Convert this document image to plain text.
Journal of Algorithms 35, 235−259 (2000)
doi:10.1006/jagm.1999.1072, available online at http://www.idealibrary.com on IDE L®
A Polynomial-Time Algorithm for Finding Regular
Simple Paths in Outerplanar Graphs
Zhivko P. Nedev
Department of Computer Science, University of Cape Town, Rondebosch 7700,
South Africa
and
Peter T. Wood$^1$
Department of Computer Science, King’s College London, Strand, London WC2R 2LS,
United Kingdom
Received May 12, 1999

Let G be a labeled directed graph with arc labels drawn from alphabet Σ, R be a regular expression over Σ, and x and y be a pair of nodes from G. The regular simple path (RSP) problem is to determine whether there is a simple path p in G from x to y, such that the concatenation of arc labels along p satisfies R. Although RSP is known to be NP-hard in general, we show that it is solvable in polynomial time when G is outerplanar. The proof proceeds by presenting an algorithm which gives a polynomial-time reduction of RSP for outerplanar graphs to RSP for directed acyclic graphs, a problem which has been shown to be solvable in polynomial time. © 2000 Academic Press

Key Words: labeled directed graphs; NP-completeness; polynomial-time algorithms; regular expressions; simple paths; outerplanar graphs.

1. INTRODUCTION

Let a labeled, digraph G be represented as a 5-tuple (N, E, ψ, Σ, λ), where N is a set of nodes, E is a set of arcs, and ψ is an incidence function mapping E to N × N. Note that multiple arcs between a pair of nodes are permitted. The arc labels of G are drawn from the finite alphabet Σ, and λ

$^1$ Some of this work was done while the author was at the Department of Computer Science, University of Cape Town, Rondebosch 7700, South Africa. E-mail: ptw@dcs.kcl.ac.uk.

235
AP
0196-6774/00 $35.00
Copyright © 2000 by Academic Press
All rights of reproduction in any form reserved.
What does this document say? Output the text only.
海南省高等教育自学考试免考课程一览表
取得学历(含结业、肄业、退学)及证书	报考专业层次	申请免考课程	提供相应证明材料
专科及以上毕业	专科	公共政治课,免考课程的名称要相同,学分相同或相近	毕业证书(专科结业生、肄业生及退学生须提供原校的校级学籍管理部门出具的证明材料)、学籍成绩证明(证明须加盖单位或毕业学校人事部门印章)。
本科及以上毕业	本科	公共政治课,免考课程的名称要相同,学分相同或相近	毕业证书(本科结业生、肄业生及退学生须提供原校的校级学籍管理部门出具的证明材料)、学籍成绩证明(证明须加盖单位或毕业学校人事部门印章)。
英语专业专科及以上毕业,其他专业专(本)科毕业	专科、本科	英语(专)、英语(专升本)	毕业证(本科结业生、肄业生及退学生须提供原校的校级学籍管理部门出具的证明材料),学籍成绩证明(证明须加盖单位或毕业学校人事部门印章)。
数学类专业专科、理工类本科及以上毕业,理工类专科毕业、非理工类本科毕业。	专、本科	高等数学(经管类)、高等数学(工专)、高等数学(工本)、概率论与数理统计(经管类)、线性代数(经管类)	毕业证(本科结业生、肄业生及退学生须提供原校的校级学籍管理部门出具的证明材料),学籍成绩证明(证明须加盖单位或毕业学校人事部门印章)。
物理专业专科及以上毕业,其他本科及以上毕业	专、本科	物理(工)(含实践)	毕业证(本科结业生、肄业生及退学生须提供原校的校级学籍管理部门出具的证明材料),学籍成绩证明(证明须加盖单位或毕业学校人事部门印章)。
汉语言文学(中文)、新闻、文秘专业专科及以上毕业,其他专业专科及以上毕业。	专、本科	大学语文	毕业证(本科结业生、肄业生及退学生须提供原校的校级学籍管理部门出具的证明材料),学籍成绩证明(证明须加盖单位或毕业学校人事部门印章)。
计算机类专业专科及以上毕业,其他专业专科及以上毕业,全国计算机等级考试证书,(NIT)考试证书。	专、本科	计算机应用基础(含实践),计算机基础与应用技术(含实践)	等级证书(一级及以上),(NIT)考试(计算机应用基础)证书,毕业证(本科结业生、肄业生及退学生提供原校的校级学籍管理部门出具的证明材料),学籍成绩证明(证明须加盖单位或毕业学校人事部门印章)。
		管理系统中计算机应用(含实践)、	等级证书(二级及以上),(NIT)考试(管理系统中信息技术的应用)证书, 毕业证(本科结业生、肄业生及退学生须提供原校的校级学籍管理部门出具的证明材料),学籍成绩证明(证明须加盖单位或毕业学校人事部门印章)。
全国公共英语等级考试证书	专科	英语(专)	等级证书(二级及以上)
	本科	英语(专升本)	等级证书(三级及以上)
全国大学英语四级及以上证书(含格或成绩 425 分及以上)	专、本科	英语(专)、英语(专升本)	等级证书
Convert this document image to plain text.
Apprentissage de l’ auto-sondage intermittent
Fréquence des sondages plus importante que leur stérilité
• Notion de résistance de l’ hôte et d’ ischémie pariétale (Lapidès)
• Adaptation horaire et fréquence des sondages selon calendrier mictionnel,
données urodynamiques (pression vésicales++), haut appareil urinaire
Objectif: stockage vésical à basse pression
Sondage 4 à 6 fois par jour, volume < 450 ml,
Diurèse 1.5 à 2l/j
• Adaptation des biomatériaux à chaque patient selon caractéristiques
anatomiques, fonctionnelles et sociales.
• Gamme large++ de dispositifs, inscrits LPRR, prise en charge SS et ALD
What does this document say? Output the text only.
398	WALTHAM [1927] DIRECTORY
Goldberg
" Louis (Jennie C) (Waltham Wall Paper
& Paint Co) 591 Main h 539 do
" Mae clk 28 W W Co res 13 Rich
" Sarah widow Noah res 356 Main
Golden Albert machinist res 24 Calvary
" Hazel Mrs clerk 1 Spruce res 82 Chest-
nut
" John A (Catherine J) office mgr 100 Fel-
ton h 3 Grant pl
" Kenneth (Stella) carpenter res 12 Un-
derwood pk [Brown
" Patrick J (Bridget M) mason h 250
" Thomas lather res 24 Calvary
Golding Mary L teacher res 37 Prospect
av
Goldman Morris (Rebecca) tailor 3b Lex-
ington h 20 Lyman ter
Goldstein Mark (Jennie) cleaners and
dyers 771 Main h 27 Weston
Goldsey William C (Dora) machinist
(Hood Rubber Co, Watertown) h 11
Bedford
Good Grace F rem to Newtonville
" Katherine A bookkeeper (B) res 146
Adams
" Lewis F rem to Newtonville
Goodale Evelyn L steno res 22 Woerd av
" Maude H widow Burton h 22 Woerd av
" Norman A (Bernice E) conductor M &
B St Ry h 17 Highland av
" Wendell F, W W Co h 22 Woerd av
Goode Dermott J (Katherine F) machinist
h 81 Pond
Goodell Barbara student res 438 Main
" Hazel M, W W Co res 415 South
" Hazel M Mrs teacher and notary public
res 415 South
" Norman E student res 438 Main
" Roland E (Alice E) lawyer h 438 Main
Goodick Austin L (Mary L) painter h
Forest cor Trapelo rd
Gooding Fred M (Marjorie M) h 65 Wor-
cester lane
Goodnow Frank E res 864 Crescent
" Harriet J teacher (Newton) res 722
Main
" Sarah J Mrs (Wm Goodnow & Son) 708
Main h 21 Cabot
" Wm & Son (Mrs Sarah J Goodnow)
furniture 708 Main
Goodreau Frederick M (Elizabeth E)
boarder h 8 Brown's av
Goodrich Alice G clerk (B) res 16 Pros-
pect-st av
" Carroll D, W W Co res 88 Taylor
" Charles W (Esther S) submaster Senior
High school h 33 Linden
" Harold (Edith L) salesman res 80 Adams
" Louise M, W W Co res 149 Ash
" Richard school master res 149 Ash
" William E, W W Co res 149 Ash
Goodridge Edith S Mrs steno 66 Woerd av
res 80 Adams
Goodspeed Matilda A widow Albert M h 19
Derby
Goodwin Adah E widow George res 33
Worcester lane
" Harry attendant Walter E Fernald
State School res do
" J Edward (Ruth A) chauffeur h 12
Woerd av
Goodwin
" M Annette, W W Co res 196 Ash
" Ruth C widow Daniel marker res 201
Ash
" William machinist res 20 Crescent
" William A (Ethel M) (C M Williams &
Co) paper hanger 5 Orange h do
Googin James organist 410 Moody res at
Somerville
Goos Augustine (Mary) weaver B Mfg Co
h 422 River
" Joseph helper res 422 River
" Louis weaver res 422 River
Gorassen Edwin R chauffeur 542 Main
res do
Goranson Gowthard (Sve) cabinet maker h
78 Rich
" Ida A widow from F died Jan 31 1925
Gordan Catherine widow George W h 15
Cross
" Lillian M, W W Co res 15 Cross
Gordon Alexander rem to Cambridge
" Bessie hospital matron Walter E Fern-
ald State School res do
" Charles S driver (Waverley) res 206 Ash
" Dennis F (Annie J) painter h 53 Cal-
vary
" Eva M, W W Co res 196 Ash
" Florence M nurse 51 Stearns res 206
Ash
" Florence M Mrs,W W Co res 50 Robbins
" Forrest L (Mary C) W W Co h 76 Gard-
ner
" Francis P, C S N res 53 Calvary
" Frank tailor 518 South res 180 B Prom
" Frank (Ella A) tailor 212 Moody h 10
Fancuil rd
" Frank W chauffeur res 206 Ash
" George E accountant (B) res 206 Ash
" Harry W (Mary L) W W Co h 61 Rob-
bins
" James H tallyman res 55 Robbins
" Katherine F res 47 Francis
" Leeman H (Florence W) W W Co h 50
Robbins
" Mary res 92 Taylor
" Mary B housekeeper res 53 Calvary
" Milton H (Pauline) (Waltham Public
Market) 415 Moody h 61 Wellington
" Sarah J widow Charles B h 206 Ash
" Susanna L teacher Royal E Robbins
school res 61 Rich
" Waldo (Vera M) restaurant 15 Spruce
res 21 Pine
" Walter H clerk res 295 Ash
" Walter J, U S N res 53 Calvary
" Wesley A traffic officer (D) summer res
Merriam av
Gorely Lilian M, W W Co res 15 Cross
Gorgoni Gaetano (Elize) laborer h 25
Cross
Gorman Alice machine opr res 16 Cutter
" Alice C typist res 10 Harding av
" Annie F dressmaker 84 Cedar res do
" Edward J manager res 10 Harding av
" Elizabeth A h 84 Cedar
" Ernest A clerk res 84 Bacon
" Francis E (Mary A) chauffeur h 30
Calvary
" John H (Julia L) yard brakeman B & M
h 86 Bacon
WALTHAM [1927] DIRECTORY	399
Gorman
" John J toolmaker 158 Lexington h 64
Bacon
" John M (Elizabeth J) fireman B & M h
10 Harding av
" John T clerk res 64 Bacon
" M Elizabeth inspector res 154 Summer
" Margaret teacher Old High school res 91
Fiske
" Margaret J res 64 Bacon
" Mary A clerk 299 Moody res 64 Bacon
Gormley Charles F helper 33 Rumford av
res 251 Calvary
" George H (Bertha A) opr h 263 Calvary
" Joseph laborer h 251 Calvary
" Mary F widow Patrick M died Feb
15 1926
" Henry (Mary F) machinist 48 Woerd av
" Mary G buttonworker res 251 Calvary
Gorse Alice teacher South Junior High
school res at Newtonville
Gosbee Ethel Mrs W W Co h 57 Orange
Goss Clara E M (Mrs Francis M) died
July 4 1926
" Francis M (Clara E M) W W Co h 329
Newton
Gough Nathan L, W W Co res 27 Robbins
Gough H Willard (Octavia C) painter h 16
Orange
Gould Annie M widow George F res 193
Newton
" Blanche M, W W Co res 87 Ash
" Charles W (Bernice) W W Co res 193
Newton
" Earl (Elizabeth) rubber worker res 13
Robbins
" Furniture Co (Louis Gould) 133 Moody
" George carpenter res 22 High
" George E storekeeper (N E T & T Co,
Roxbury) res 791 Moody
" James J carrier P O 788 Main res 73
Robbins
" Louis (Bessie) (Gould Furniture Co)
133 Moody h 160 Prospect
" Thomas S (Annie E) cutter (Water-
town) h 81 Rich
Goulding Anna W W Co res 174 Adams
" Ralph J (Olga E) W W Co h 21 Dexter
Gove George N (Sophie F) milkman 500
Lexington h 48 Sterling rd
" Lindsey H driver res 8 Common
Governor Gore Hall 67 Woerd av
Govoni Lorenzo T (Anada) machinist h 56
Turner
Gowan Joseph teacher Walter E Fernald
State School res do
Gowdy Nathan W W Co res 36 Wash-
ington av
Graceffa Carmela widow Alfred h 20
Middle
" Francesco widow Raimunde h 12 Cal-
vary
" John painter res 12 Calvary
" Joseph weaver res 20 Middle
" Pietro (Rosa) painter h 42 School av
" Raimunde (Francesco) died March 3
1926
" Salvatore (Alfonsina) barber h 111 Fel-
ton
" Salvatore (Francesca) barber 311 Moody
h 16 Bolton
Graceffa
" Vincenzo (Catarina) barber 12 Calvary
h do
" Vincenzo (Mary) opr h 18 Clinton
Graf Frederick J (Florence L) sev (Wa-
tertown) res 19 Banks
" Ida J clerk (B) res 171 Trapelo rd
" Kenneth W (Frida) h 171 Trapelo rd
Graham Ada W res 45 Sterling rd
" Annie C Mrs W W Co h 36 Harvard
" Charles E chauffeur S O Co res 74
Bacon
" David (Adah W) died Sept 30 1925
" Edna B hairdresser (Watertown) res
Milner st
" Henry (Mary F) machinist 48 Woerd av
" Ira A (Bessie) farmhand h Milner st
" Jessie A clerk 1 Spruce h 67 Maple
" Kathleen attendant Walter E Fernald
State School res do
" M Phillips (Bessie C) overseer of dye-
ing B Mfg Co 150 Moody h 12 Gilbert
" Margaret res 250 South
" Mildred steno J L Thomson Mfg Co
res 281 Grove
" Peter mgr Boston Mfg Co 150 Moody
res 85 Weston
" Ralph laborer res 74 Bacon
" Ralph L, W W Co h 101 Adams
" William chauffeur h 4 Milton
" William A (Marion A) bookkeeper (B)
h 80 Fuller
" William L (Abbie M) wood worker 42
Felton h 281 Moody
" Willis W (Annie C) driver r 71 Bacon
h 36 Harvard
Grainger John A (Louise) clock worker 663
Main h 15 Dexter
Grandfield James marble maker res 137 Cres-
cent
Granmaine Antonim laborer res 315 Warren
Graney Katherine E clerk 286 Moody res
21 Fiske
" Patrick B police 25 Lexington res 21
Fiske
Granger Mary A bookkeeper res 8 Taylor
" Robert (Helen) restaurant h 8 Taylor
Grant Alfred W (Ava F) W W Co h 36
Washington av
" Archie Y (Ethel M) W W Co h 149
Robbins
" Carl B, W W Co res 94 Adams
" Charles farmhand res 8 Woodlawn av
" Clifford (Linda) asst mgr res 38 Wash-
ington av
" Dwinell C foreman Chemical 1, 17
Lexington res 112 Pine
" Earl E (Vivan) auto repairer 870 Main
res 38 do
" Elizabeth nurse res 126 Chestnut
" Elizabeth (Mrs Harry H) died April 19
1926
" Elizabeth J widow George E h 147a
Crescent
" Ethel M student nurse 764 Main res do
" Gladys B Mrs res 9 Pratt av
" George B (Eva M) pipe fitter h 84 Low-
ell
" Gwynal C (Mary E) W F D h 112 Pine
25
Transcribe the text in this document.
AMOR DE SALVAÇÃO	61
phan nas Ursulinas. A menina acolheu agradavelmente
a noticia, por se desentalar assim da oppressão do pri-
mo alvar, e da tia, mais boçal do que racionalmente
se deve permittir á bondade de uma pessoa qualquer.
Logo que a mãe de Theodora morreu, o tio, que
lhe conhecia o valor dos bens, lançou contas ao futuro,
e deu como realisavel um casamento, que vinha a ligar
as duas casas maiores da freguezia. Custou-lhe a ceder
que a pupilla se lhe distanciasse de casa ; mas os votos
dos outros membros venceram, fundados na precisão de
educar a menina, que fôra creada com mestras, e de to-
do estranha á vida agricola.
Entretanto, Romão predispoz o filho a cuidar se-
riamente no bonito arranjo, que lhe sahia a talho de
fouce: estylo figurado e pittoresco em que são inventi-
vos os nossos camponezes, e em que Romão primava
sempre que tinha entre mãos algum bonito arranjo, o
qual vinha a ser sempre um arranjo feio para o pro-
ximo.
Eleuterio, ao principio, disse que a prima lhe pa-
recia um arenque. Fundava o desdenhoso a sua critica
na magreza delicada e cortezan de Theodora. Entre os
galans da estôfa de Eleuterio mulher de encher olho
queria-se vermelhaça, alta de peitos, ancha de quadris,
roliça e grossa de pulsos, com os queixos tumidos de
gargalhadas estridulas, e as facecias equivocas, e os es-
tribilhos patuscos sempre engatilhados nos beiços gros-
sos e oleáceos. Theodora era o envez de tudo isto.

◆ **Work required**
Reproduce each line holding the word "Goodwin".

◆ **The response**
Goodwin Adah E widow George res 33
Goodwin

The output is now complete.